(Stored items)
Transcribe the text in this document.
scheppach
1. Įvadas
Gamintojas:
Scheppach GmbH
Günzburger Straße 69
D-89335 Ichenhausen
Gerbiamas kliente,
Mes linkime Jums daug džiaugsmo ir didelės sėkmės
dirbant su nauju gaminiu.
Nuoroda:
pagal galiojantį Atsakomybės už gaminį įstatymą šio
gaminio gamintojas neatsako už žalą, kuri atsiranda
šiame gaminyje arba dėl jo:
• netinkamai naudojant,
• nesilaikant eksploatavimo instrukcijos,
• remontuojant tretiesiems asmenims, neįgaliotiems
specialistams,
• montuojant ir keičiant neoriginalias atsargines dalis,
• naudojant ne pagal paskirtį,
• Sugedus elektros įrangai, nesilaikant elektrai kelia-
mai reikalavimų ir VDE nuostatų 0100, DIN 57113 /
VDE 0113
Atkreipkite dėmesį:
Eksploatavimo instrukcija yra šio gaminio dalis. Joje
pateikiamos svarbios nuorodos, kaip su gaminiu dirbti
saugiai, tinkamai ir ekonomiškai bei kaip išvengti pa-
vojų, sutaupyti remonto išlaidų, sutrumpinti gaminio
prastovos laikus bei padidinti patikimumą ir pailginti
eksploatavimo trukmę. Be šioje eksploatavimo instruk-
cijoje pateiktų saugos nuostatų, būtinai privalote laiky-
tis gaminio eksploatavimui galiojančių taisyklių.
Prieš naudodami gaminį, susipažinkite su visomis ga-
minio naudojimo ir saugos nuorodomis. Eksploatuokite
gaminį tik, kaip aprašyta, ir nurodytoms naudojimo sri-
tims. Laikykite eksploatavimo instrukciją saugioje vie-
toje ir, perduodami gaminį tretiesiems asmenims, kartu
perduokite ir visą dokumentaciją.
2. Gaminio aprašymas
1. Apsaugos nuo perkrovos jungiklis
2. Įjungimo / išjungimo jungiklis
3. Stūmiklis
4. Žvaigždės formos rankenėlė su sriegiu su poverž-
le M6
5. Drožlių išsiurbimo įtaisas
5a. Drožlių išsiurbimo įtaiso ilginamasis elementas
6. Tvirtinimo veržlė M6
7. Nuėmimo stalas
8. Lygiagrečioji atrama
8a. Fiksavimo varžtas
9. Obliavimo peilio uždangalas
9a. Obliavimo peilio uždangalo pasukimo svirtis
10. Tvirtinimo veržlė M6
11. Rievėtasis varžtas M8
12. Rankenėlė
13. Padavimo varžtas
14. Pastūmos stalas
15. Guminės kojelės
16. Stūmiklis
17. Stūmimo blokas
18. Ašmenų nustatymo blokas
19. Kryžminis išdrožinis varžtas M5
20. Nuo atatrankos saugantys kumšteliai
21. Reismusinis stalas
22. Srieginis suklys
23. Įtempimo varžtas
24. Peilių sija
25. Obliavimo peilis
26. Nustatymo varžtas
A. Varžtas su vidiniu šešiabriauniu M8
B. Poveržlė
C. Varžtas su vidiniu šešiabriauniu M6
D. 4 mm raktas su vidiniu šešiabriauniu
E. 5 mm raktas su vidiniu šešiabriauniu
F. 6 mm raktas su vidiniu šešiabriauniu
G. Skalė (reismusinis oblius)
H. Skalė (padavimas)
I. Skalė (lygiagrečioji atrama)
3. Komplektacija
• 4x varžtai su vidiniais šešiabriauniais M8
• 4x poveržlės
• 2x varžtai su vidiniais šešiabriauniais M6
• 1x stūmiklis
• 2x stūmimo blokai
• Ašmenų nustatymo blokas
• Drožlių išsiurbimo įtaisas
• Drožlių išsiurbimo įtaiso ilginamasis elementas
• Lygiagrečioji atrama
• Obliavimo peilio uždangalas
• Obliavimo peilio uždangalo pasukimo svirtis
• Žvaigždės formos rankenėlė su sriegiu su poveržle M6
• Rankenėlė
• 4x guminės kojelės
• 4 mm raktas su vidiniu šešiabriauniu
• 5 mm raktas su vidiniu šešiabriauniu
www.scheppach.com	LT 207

*PROBLEM DESCRIPTION:* Show the data once more, exactly as it was written.

*FINAL ANSWER:*
Transcribe the text in this document.
scheppach
1. Įvadas
Gamintojas:
Scheppach GmbH
Günzburger Straße 69
D-89335 Ichenhausen
Gerbiamas kliente,
Mes linkime Jums daug džiaugsmo ir didelės sėkmės
dirbant su nauju gaminiu.
Nuoroda:
pagal galiojantį Atsakomybės už gaminį įstatymą šio
gaminio gamintojas neatsako už žalą, kuri atsiranda
šiame gaminyje arba dėl jo:
• netinkamai naudojant,
• nesilaikant eksploatavimo instrukcijos,
• remontuojant tretiesiems asmenims, neįgaliotiems
specialistams,
• montuojant ir keičiant neoriginalias atsargines dalis,
• naudojant ne pagal paskirtį,
• Sugedus elektros įrangai, nesilaikant elektrai kelia-
mai reikalavimų ir VDE nuostatų 0100, DIN 57113 /
VDE 0113
Atkreipkite dėmesį:
Eksploatavimo instrukcija yra šio gaminio dalis. Joje
pateikiamos svarbios nuorodos, kaip su gaminiu dirbti
saugiai, tinkamai ir ekonomiškai bei kaip išvengti pa-
vojų, sutaupyti remonto išlaidų, sutrumpinti gaminio
prastovos laikus bei padidinti patikimumą ir pailginti
eksploatavimo trukmę. Be šioje eksploatavimo instruk-
cijoje pateiktų saugos nuostatų, būtinai privalote laiky-
tis gaminio eksploatavimui galiojančių taisyklių.
Prieš naudodami gaminį, susipažinkite su visomis ga-
minio naudojimo ir saugos nuorodomis. Eksploatuokite
gaminį tik, kaip aprašyta, ir nurodytoms naudojimo sri-
tims. Laikykite eksploatavimo instrukciją saugioje vie-
toje ir, perduodami gaminį tretiesiems asmenims, kartu
perduokite ir visą dokumentaciją.
2. Gaminio aprašymas
1. Apsaugos nuo perkrovos jungiklis
2. Įjungimo / išjungimo jungiklis
3. Stūmiklis
4. Žvaigždės formos rankenėlė su sriegiu su poverž-
le M6
5. Drožlių išsiurbimo įtaisas
5a. Drožlių išsiurbimo įtaiso ilginamasis elementas
6. Tvirtinimo veržlė M6
7. Nuėmimo stalas
8. Lygiagrečioji atrama
8a. Fiksavimo varžtas
9. Obliavimo peilio uždangalas
9a. Obliavimo peilio uždangalo pasukimo svirtis
10. Tvirtinimo veržlė M6
11. Rievėtasis varžtas M8
12. Rankenėlė
13. Padavimo varžtas
14. Pastūmos stalas
15. Guminės kojelės
16. Stūmiklis
17. Stūmimo blokas
18. Ašmenų nustatymo blokas
19. Kryžminis išdrožinis varžtas M5
20. Nuo atatrankos saugantys kumšteliai
21. Reismusinis stalas
22. Srieginis suklys
23. Įtempimo varžtas
24. Peilių sija
25. Obliavimo peilis
26. Nustatymo varžtas
A. Varžtas su vidiniu šešiabriauniu M8
B. Poveržlė
C. Varžtas su vidiniu šešiabriauniu M6
D. 4 mm raktas su vidiniu šešiabriauniu
E. 5 mm raktas su vidiniu šešiabriauniu
F. 6 mm raktas su vidiniu šešiabriauniu
G. Skalė (reismusinis oblius)
H. Skalė (padavimas)
I. Skalė (lygiagrečioji atrama)
3. Komplektacija
• 4x varžtai su vidiniais šešiabriauniais M8
• 4x poveržlės
• 2x varžtai su vidiniais šešiabriauniais M6
• 1x stūmiklis
• 2x stūmimo blokai
• Ašmenų nustatymo blokas
• Drožlių išsiurbimo įtaisas
• Drožlių išsiurbimo įtaiso ilginamasis elementas
• Lygiagrečioji atrama
• Obliavimo peilio uždangalas
• Obliavimo peilio uždangalo pasukimo svirtis
• Žvaigždės formos rankenėlė su sriegiu su poveržle M6
• Rankenėlė
• 4x guminės kojelės
• 4 mm raktas su vidiniu šešiabriauniu
• 5 mm raktas su vidiniu šešiabriauniu
www.scheppach.com	LT 207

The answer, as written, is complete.